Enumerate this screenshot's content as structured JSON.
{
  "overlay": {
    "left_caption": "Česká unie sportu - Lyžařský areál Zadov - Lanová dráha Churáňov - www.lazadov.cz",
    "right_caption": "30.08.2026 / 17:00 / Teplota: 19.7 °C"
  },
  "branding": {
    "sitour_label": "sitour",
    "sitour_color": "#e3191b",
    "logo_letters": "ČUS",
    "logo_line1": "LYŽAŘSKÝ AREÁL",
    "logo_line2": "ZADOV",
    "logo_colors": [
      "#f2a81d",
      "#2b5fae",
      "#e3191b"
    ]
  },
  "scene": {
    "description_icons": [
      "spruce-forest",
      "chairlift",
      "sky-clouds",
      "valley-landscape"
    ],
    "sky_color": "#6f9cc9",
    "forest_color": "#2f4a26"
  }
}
_ _ _
Brief: Reproduce the data in full, exactly as presented.

Completed task:
Enumerate this screenshot's content as structured JSON.
{
  "overlay": {
    "left_caption": "Česká unie sportu - Lyžařský areál Zadov - Lanová dráha Churáňov - www.lazadov.cz",
    "right_caption": "30.08.2026 / 17:00 / Teplota: 19.7 °C"
  },
  "branding": {
    "sitour_label": "sitour",
    "sitour_color": "#e3191b",
    "logo_letters": "ČUS",
    "logo_line1": "LYŽAŘSKÝ AREÁL",
    "logo_line2": "ZADOV",
    "logo_colors": [
      "#f2a81d",
      "#2b5fae",
      "#e3191b"
    ]
  },
  "scene": {
    "description_icons": [
      "spruce-forest",
      "chairlift",
      "sky-clouds",
      "valley-landscape"
    ],
    "sky_color": "#6f9cc9",
    "forest_color": "#2f4a26"
  }
}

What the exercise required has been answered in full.